-- BEGIN Records to use --
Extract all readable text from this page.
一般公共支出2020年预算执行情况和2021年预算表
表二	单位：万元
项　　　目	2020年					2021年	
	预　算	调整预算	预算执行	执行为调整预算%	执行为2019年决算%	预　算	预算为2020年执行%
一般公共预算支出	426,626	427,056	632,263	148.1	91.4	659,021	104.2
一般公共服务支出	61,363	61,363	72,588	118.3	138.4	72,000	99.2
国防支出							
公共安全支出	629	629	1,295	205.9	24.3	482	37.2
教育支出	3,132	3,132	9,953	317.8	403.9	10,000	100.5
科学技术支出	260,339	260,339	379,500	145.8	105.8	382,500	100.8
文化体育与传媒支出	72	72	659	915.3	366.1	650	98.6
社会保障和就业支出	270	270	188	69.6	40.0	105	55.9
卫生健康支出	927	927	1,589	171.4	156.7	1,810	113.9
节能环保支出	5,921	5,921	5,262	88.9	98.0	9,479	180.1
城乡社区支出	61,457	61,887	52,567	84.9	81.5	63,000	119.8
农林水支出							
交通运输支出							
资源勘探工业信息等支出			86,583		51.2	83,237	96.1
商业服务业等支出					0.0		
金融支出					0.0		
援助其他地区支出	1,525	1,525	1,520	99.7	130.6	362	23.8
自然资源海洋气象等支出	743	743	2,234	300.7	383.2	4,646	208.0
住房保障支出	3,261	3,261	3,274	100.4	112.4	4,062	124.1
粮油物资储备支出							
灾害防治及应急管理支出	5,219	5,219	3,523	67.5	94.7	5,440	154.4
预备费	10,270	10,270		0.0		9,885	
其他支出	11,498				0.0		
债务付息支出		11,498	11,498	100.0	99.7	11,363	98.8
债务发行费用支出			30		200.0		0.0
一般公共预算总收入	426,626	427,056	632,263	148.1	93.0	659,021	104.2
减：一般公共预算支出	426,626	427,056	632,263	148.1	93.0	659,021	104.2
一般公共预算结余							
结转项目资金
-- END Records to use --
§ **Set task**:
Check the data for the word "一般公共预算支出" and pull out the lines that have it.

§ **Solved exercise**:
一般公共预算支出	426,626	427,056	632,263	148.1	91.4	659,021	104.2
减：一般公共预算支出	426,626	427,056	632,263	148.1	93.0	659,021	104.2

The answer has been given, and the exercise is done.